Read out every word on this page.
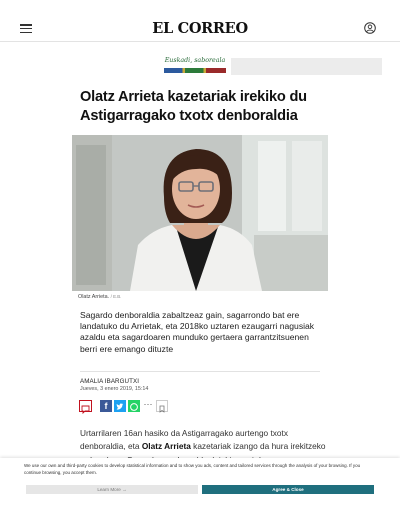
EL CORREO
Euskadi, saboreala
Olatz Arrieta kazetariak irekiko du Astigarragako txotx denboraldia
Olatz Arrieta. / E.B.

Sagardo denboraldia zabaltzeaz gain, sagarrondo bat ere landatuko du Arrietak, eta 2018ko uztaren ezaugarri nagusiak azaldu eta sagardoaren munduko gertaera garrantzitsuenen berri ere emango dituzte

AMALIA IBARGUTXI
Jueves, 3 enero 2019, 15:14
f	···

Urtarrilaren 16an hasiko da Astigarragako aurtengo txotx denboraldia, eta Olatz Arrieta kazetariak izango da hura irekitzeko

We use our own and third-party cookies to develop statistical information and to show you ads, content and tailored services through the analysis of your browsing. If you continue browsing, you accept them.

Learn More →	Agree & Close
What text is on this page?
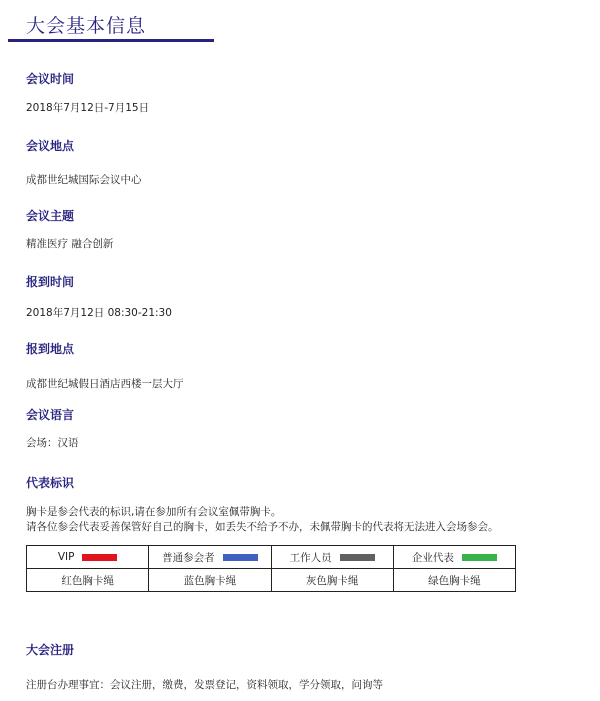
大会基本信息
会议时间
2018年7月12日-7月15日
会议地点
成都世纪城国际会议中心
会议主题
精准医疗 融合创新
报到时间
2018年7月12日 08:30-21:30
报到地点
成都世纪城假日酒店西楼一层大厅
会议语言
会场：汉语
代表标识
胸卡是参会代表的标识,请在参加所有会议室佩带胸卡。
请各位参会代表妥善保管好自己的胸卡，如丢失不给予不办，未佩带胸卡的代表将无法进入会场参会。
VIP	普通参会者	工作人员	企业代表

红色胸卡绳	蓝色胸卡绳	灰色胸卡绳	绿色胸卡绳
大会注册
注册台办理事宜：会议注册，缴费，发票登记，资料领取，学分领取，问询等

┄┄┄┄┄┄┄┄┄┄

**Exercise directions**
Repeat the material verbatim. Do not carry over any picture.

**Written solution**
Read out every word on this page.
EL CORREO
Euskadi, saboreala
Olatz Arrieta kazetariak irekiko du Astigarragako txotx denboraldia
Olatz Arrieta. / E.B.

Sagardo denboraldia zabaltzeaz gain, sagarrondo bat ere landatuko du Arrietak, eta 2018ko uztaren ezaugarri nagusiak azaldu eta sagardoaren munduko gertaera garrantzitsuenen berri ere emango dituzte

AMALIA IBARGUTXI
Jueves, 3 enero 2019, 15:14
f	···

Urtarrilaren 16an hasiko da Astigarragako aurtengo txotx denboraldia, eta Olatz Arrieta kazetariak izango da hura irekitzeko

We use our own and third-party cookies to develop statistical information and to show you ads, content and tailored services through the analysis of your browsing. If you continue browsing, you accept them.

Learn More →	Agree & Close
What text is on this page?
大会基本信息
会议时间
2018年7月12日-7月15日
会议地点
成都世纪城国际会议中心
会议主题
精准医疗 融合创新
报到时间
2018年7月12日 08:30-21:30
报到地点
成都世纪城假日酒店西楼一层大厅
会议语言
会场：汉语
代表标识
胸卡是参会代表的标识,请在参加所有会议室佩带胸卡。
请各位参会代表妥善保管好自己的胸卡，如丢失不给予不办，未佩带胸卡的代表将无法进入会场参会。
VIP	普通参会者	工作人员	企业代表

红色胸卡绳	蓝色胸卡绳	灰色胸卡绳	绿色胸卡绳
大会注册
注册台办理事宜：会议注册，缴费，发票登记，资料领取，学分领取，问询等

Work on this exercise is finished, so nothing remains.